WHAT TO DO> Restate all the material verbatim, except for the pictures.

==== AVAILABLE RECORDS

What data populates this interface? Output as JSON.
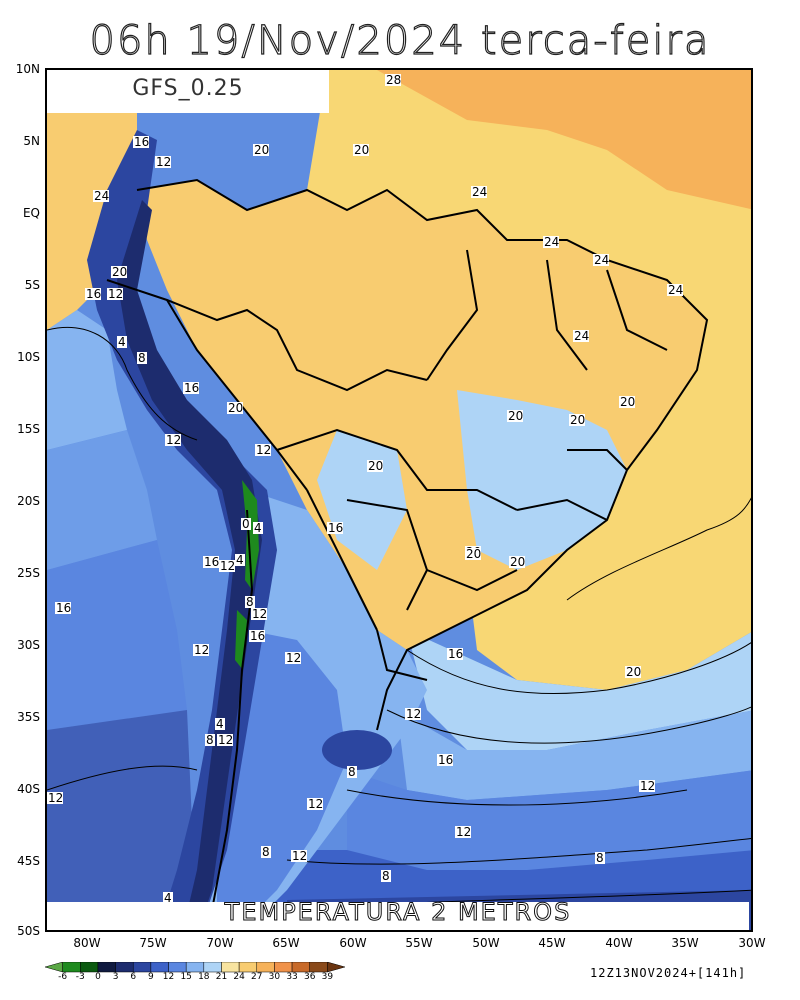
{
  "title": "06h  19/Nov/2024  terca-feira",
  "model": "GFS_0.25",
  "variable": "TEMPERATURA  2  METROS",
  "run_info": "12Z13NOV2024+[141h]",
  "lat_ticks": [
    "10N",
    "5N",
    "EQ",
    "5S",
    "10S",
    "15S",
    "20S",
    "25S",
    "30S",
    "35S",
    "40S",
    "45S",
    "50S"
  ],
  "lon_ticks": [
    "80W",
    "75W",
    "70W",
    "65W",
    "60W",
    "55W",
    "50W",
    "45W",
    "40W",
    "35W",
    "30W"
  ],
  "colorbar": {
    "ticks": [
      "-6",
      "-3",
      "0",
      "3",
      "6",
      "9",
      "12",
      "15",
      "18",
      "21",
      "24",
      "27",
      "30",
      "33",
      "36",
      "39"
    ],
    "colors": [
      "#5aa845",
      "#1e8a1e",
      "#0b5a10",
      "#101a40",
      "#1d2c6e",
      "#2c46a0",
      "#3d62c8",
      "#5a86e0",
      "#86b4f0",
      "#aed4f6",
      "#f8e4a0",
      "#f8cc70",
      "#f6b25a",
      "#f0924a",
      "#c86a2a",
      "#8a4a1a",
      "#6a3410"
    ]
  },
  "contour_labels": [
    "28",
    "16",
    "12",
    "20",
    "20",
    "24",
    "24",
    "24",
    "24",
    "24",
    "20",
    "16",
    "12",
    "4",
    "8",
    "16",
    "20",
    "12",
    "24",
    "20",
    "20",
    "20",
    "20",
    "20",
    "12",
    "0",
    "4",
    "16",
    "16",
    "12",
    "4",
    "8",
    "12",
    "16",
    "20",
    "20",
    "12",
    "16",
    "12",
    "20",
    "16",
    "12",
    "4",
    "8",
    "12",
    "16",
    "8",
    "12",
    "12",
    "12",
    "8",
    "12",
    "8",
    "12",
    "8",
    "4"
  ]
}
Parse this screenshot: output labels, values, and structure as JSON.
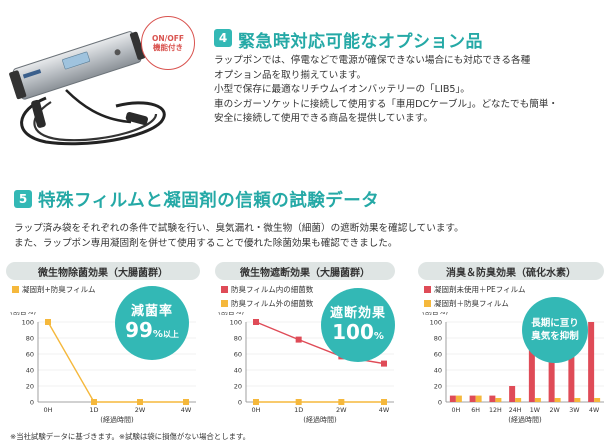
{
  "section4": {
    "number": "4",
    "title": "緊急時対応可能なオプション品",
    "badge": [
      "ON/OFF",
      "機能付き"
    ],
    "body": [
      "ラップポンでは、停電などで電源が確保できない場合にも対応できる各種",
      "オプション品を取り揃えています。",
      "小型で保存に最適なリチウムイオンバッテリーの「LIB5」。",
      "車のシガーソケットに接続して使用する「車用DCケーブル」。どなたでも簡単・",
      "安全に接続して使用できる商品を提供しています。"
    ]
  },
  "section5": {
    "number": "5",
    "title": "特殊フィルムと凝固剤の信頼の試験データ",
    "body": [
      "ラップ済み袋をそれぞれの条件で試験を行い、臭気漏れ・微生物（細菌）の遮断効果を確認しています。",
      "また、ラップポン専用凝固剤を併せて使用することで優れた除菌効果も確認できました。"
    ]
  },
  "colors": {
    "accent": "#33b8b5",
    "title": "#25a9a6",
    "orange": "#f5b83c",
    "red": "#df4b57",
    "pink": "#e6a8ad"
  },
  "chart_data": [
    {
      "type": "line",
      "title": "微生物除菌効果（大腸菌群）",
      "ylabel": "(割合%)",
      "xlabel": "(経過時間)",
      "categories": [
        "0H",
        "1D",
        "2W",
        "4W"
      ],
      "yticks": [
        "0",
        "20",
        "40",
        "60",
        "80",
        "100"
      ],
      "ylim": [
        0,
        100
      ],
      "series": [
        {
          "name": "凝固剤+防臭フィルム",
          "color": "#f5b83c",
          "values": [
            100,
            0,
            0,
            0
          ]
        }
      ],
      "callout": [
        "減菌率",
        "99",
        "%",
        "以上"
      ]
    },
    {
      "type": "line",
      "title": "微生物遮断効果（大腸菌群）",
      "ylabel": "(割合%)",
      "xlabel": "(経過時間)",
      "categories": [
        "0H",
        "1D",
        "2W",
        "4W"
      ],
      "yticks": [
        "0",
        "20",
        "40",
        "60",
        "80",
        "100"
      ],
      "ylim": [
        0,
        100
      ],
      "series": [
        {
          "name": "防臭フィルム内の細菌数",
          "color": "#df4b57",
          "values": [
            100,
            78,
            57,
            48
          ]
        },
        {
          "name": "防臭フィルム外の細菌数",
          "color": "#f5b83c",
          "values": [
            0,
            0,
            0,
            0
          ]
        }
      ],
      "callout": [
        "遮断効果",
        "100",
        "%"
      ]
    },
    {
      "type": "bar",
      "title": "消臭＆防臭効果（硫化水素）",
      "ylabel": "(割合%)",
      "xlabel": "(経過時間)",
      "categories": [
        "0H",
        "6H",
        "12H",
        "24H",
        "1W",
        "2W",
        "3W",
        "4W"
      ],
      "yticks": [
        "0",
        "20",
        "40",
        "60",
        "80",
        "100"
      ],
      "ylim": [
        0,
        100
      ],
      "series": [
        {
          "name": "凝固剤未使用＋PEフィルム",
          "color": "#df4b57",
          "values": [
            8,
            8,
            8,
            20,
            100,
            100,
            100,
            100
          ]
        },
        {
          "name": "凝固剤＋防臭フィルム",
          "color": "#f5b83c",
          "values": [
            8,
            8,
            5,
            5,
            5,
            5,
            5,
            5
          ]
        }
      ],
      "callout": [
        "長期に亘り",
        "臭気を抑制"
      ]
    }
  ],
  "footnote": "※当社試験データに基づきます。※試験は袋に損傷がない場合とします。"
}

========

SOLVED EXERCISE>
What data populates this interface? Output as JSON.
{
  "title": "06h  19/Nov/2024  terca-feira",
  "model": "GFS_0.25",
  "variable": "TEMPERATURA  2  METROS",
  "run_info": "12Z13NOV2024+[141h]",
  "lat_ticks": [
    "10N",
    "5N",
    "EQ",
    "5S",
    "10S",
    "15S",
    "20S",
    "25S",
    "30S",
    "35S",
    "40S",
    "45S",
    "50S"
  ],
  "lon_ticks": [
    "80W",
    "75W",
    "70W",
    "65W",
    "60W",
    "55W",
    "50W",
    "45W",
    "40W",
    "35W",
    "30W"
  ],
  "colorbar": {
    "ticks": [
      "-6",
      "-3",
      "0",
      "3",
      "6",
      "9",
      "12",
      "15",
      "18",
      "21",
      "24",
      "27",
      "30",
      "33",
      "36",
      "39"
    ],
    "colors": [
      "#5aa845",
      "#1e8a1e",
      "#0b5a10",
      "#101a40",
      "#1d2c6e",
      "#2c46a0",
      "#3d62c8",
      "#5a86e0",
      "#86b4f0",
      "#aed4f6",
      "#f8e4a0",
      "#f8cc70",
      "#f6b25a",
      "#f0924a",
      "#c86a2a",
      "#8a4a1a",
      "#6a3410"
    ]
  },
  "contour_labels": [
    "28",
    "16",
    "12",
    "20",
    "20",
    "24",
    "24",
    "24",
    "24",
    "24",
    "20",
    "16",
    "12",
    "4",
    "8",
    "16",
    "20",
    "12",
    "24",
    "20",
    "20",
    "20",
    "20",
    "20",
    "12",
    "0",
    "4",
    "16",
    "16",
    "12",
    "4",
    "8",
    "12",
    "16",
    "20",
    "20",
    "12",
    "16",
    "12",
    "20",
    "16",
    "12",
    "4",
    "8",
    "12",
    "16",
    "8",
    "12",
    "12",
    "12",
    "8",
    "12",
    "8",
    "12",
    "8",
    "4"
  ]
}
Parse this screenshot: output labels, values, and structure as JSON.
{
  "section4": {
    "number": "4",
    "title": "緊急時対応可能なオプション品",
    "badge": [
      "ON/OFF",
      "機能付き"
    ],
    "body": [
      "ラップポンでは、停電などで電源が確保できない場合にも対応できる各種",
      "オプション品を取り揃えています。",
      "小型で保存に最適なリチウムイオンバッテリーの「LIB5」。",
      "車のシガーソケットに接続して使用する「車用DCケーブル」。どなたでも簡単・",
      "安全に接続して使用できる商品を提供しています。"
    ]
  },
  "section5": {
    "number": "5",
    "title": "特殊フィルムと凝固剤の信頼の試験データ",
    "body": [
      "ラップ済み袋をそれぞれの条件で試験を行い、臭気漏れ・微生物（細菌）の遮断効果を確認しています。",
      "また、ラップポン専用凝固剤を併せて使用することで優れた除菌効果も確認できました。"
    ]
  },
  "colors": {
    "accent": "#33b8b5",
    "title": "#25a9a6",
    "orange": "#f5b83c",
    "red": "#df4b57",
    "pink": "#e6a8ad"
  },
  "chart_data": [
    {
      "type": "line",
      "title": "微生物除菌効果（大腸菌群）",
      "ylabel": "(割合%)",
      "xlabel": "(経過時間)",
      "categories": [
        "0H",
        "1D",
        "2W",
        "4W"
      ],
      "yticks": [
        "0",
        "20",
        "40",
        "60",
        "80",
        "100"
      ],
      "ylim": [
        0,
        100
      ],
      "series": [
        {
          "name": "凝固剤+防臭フィルム",
          "color": "#f5b83c",
          "values": [
            100,
            0,
            0,
            0
          ]
        }
      ],
      "callout": [
        "減菌率",
        "99",
        "%",
        "以上"
      ]
    },
    {
      "type": "line",
      "title": "微生物遮断効果（大腸菌群）",
      "ylabel": "(割合%)",
      "xlabel": "(経過時間)",
      "categories": [
        "0H",
        "1D",
        "2W",
        "4W"
      ],
      "yticks": [
        "0",
        "20",
        "40",
        "60",
        "80",
        "100"
      ],
      "ylim": [
        0,
        100
      ],
      "series": [
        {
          "name": "防臭フィルム内の細菌数",
          "color": "#df4b57",
          "values": [
            100,
            78,
            57,
            48
          ]
        },
        {
          "name": "防臭フィルム外の細菌数",
          "color": "#f5b83c",
          "values": [
            0,
            0,
            0,
            0
          ]
        }
      ],
      "callout": [
        "遮断効果",
        "100",
        "%"
      ]
    },
    {
      "type": "bar",
      "title": "消臭＆防臭効果（硫化水素）",
      "ylabel": "(割合%)",
      "xlabel": "(経過時間)",
      "categories": [
        "0H",
        "6H",
        "12H",
        "24H",
        "1W",
        "2W",
        "3W",
        "4W"
      ],
      "yticks": [
        "0",
        "20",
        "40",
        "60",
        "80",
        "100"
      ],
      "ylim": [
        0,
        100
      ],
      "series": [
        {
          "name": "凝固剤未使用＋PEフィルム",
          "color": "#df4b57",
          "values": [
            8,
            8,
            8,
            20,
            100,
            100,
            100,
            100
          ]
        },
        {
          "name": "凝固剤＋防臭フィルム",
          "color": "#f5b83c",
          "values": [
            8,
            8,
            5,
            5,
            5,
            5,
            5,
            5
          ]
        }
      ],
      "callout": [
        "長期に亘り",
        "臭気を抑制"
      ]
    }
  ],
  "footnote": "※当社試験データに基づきます。※試験は袋に損傷がない場合とします。"
}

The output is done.